__What this task involves__
Among the lines below, list those containing the string "life".

# START OF Listed entries

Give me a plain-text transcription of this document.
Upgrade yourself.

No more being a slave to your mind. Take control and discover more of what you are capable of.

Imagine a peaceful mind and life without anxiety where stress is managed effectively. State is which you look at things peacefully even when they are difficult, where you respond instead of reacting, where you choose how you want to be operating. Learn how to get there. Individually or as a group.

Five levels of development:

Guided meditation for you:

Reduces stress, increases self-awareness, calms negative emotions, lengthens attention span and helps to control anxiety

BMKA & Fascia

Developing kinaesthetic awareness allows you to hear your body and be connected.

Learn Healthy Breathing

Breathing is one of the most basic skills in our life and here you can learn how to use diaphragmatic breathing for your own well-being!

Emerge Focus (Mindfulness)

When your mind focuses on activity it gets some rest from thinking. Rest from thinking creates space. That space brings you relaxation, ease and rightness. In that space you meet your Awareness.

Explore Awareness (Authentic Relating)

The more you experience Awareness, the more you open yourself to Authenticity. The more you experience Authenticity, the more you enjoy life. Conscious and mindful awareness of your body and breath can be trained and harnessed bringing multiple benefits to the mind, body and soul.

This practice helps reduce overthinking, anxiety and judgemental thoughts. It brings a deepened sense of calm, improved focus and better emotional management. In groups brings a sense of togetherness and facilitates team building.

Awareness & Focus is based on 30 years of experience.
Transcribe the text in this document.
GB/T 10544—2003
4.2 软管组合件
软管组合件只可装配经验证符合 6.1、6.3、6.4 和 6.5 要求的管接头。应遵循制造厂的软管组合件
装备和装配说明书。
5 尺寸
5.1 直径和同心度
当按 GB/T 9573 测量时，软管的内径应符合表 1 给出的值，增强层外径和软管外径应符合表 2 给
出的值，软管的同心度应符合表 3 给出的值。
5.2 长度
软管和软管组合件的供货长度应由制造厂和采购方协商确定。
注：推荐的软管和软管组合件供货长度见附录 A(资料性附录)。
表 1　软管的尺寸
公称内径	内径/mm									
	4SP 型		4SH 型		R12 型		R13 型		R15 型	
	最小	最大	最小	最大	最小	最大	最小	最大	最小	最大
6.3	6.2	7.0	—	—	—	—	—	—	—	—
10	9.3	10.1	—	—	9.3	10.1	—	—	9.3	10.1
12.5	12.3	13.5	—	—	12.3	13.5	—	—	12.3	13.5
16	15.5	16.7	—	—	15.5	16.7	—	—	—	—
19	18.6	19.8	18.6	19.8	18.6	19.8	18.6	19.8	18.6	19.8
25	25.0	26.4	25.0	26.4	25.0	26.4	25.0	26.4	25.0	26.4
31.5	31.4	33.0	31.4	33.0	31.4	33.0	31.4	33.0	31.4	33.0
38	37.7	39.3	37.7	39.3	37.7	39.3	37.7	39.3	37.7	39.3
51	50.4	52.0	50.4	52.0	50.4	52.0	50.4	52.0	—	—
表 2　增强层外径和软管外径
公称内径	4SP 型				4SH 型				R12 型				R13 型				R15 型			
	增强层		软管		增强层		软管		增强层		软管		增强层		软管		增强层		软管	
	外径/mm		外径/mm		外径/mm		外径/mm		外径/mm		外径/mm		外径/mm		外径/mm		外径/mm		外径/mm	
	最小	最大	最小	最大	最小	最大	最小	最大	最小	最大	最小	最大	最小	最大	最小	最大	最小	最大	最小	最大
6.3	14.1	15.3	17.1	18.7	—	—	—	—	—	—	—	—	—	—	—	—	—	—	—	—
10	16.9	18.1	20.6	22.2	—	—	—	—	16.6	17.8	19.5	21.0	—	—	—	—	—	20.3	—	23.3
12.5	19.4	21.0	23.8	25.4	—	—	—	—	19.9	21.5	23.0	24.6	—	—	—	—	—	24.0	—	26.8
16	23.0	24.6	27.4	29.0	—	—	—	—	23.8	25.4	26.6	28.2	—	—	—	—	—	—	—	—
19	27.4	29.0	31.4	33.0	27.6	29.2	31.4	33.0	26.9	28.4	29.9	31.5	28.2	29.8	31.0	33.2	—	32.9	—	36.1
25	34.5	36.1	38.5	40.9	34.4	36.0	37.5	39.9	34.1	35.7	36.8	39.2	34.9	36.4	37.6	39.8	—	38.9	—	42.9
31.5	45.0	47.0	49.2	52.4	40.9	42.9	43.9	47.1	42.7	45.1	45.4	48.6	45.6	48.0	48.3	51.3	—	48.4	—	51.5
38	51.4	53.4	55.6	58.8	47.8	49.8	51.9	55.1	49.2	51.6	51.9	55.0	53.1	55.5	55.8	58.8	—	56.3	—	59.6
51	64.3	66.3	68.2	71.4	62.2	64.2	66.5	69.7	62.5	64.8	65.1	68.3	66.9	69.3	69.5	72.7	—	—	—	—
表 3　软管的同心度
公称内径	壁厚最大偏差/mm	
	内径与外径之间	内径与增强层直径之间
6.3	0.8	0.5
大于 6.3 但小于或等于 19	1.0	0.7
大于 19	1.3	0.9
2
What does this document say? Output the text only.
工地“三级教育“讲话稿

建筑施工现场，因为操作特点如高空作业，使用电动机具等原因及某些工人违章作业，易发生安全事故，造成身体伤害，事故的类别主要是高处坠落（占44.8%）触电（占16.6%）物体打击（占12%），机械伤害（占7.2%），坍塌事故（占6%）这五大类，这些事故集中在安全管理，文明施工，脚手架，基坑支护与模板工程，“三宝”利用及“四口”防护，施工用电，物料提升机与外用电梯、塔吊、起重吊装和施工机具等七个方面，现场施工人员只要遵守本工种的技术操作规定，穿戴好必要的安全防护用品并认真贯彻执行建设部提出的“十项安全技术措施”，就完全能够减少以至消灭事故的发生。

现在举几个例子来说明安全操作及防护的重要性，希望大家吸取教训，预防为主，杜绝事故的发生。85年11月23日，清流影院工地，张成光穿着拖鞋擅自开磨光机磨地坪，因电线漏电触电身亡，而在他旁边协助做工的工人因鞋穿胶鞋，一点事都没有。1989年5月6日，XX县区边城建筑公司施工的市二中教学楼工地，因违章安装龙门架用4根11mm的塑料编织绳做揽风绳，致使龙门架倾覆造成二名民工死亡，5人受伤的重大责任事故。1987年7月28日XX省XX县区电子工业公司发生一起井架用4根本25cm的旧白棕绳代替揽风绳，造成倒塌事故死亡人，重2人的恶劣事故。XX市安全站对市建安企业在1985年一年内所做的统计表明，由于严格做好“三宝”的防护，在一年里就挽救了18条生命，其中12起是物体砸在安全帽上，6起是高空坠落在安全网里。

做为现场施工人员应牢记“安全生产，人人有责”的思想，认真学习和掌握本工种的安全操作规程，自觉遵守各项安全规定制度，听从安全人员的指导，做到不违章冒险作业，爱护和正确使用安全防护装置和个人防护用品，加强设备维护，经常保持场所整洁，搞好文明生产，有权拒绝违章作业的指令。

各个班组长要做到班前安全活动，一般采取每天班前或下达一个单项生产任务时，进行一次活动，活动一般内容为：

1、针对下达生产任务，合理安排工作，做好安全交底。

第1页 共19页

# END OF Listed entries

__Output for this task__
Imagine a peaceful mind and life without anxiety where stress is managed effectively. State is which you look at things peacefully even when they are difficult, where you respond instead of reacting, where you choose how you want to be operating. Learn how to get there. Individually or as a group.
Breathing is one of the most basic skills in our life and here you can learn how to use diaphragmatic breathing for your own well-being!
The more you experience Awareness, the more you open yourself to Authenticity. The more you experience Authenticity, the more you enjoy life. Conscious and mindful awareness of your body and breath can be trained and harnessed bringing multiple benefits to the mind, body and soul.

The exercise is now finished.